GIVEN DATA >>
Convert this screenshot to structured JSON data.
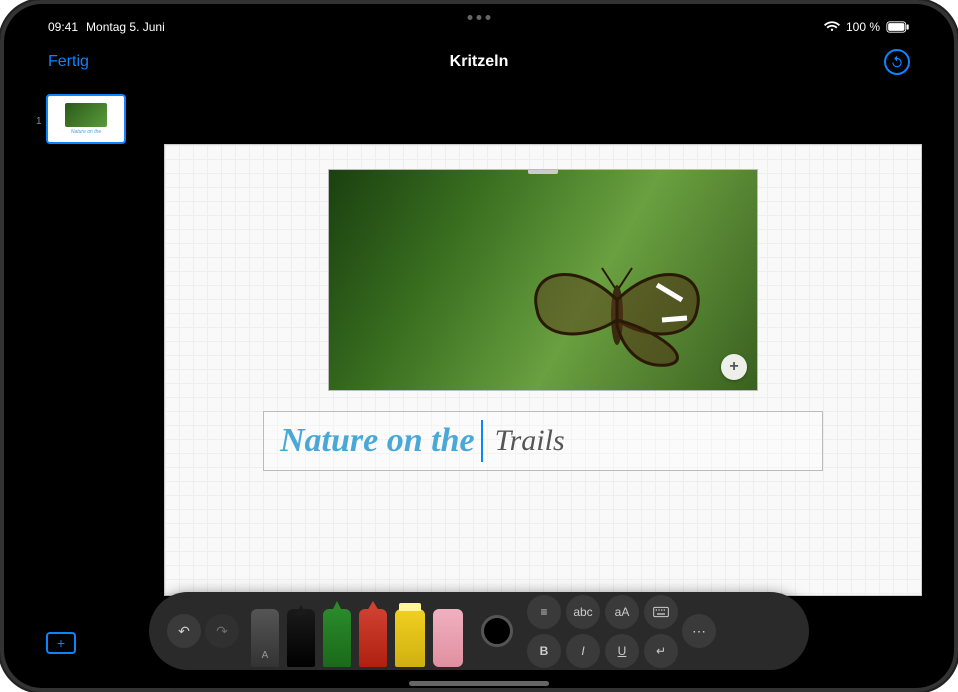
{
  "status": {
    "time": "09:41",
    "date": "Montag 5. Juni",
    "battery_pct": "100 %"
  },
  "nav": {
    "done_label": "Fertig",
    "title": "Kritzeln"
  },
  "thumbnail": {
    "number": "1",
    "caption": "Nature on the"
  },
  "slide": {
    "typed_text": "Nature on the",
    "handwritten_text": "Trails"
  },
  "tray": {
    "undo": "↶",
    "redo": "↷",
    "align": "≡",
    "abc": "abc",
    "aA": "aA",
    "keyboard": "⌨",
    "bold": "B",
    "italic": "I",
    "underline": "U",
    "return": "↵",
    "more": "⋯"
  }
}
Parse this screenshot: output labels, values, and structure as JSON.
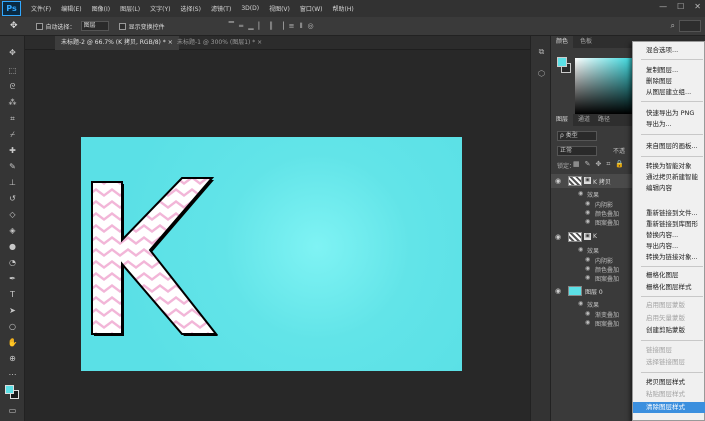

WORK TO DO >> Every line of the material is to be quoted exactly, with no pictures carried over.

WRITTEN RESPONSE >>
Convert this screenshot to structured JSON data.
{
  "status": {
    "time": "09:41",
    "date": "Montag 5. Juni",
    "battery_pct": "100 %"
  },
  "nav": {
    "done_label": "Fertig",
    "title": "Kritzeln"
  },
  "thumbnail": {
    "number": "1",
    "caption": "Nature on the"
  },
  "slide": {
    "typed_text": "Nature on the",
    "handwritten_text": "Trails"
  },
  "tray": {
    "undo": "↶",
    "redo": "↷",
    "align": "≡",
    "abc": "abc",
    "aA": "aA",
    "keyboard": "⌨",
    "bold": "B",
    "italic": "I",
    "underline": "U",
    "return": "↵",
    "more": "⋯"
  }
}
Parse this screenshot: output labels, values, and structure as JSON.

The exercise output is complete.